Find each line with the word "cost" and say how many there are, nothing else.

◇ ◇ ◇ ◇ ◇ ◇ ◇

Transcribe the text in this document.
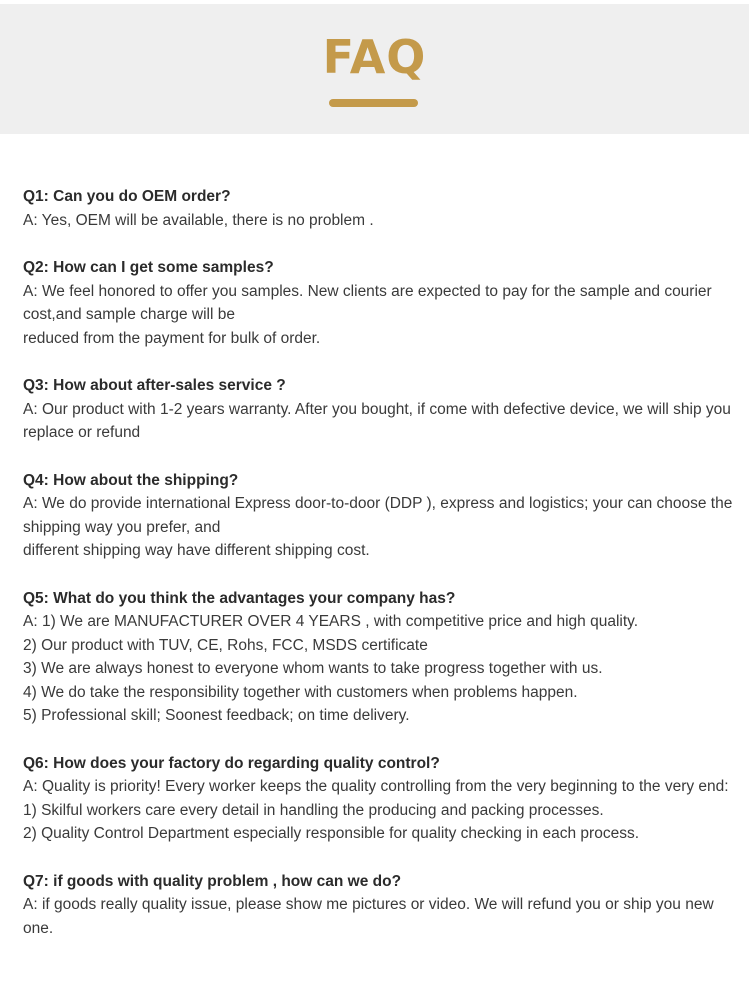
FAQ
Q1: Can you do OEM order?
A: Yes, OEM will be available, there is no problem .
Q2: How can I get some samples?
A: We feel honored to offer you samples. New clients are expected to pay for the sample and courier cost,and sample charge will be
reduced from the payment for bulk of order.
Q3: How about after-sales service ?
A: Our product with 1-2 years warranty. After you bought, if come with defective device, we will ship you replace or refund
Q4: How about the shipping?
A: We do provide international Express door-to-door (DDP ), express and logistics; your can choose the shipping way you prefer, and
different shipping way have different shipping cost.
Q5: What do you think the advantages your company has?
A: 1) We are MANUFACTURER OVER 4 YEARS , with competitive price and high quality.
2) Our product with TUV, CE, Rohs, FCC, MSDS certificate
3) We are always honest to everyone whom wants to take progress together with us.
4) We do take the responsibility together with customers when problems happen.
5) Professional skill; Soonest feedback; on time delivery.
Q6: How does your factory do regarding quality control?
A: Quality is priority! Every worker keeps the quality controlling from the very beginning to the very end:
1) Skilful workers care every detail in handling the producing and packing processes.
2) Quality Control Department especially responsible for quality checking in each process.
Q7: if goods with quality problem , how can we do?
A: if goods really quality issue, please show me pictures or video. We will refund you or ship you new one.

◇ ◇ ◇ ◇ ◇ ◇ ◇

The response:
2